__Work instructions__:
Only lines with the word "JSON" are needed; collect each of them from the listing below.

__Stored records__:
+++
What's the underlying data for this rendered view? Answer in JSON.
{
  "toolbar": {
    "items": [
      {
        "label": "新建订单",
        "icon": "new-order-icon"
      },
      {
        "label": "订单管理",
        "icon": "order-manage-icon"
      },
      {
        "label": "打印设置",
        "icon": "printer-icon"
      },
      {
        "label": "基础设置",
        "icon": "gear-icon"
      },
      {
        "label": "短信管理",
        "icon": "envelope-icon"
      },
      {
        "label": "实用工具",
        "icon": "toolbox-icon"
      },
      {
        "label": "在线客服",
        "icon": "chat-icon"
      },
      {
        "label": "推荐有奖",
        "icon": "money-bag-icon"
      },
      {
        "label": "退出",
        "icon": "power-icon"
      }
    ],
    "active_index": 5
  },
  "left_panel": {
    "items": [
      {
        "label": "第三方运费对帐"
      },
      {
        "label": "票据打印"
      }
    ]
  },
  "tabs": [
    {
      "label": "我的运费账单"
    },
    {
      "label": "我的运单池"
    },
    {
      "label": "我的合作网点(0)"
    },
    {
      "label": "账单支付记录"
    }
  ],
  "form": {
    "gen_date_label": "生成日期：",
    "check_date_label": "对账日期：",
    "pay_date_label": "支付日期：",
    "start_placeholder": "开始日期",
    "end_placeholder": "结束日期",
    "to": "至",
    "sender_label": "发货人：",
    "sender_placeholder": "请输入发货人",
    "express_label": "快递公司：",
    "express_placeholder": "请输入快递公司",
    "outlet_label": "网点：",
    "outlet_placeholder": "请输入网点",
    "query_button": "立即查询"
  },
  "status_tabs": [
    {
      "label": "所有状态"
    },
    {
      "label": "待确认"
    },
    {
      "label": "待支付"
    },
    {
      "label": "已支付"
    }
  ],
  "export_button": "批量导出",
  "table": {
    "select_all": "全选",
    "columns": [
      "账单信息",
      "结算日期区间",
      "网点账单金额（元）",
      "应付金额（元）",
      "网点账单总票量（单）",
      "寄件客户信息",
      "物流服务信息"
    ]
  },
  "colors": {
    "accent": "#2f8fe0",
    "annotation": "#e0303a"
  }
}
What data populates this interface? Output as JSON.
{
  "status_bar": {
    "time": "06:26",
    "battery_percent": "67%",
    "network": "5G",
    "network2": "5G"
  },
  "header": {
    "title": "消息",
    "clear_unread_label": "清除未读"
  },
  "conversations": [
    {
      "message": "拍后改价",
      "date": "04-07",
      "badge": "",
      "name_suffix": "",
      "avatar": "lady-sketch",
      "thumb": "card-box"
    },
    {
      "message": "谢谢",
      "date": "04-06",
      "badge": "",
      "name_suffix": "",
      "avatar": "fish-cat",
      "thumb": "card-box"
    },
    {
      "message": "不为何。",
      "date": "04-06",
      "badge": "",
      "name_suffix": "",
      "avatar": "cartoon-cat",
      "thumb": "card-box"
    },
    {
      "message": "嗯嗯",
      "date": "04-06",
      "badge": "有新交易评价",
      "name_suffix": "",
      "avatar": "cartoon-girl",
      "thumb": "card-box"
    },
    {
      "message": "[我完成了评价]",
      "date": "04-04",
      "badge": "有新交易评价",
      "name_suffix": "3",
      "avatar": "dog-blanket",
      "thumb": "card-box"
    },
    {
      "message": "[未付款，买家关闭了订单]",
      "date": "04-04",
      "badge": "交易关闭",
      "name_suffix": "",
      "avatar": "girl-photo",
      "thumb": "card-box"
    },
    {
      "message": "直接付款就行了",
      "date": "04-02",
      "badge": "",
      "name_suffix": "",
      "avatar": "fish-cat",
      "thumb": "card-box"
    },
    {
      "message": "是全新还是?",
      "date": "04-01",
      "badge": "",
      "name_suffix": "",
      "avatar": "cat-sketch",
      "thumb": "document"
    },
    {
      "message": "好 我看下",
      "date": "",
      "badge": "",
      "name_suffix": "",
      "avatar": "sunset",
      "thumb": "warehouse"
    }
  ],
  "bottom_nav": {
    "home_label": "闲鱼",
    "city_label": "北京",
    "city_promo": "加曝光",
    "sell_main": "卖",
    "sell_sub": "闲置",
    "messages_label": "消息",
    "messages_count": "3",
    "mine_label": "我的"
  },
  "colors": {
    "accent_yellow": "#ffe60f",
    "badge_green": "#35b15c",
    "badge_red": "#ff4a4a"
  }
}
+++
__Output below__:
What's the underlying data for this rendered view? Answer in JSON.
What data populates this interface? Output as JSON.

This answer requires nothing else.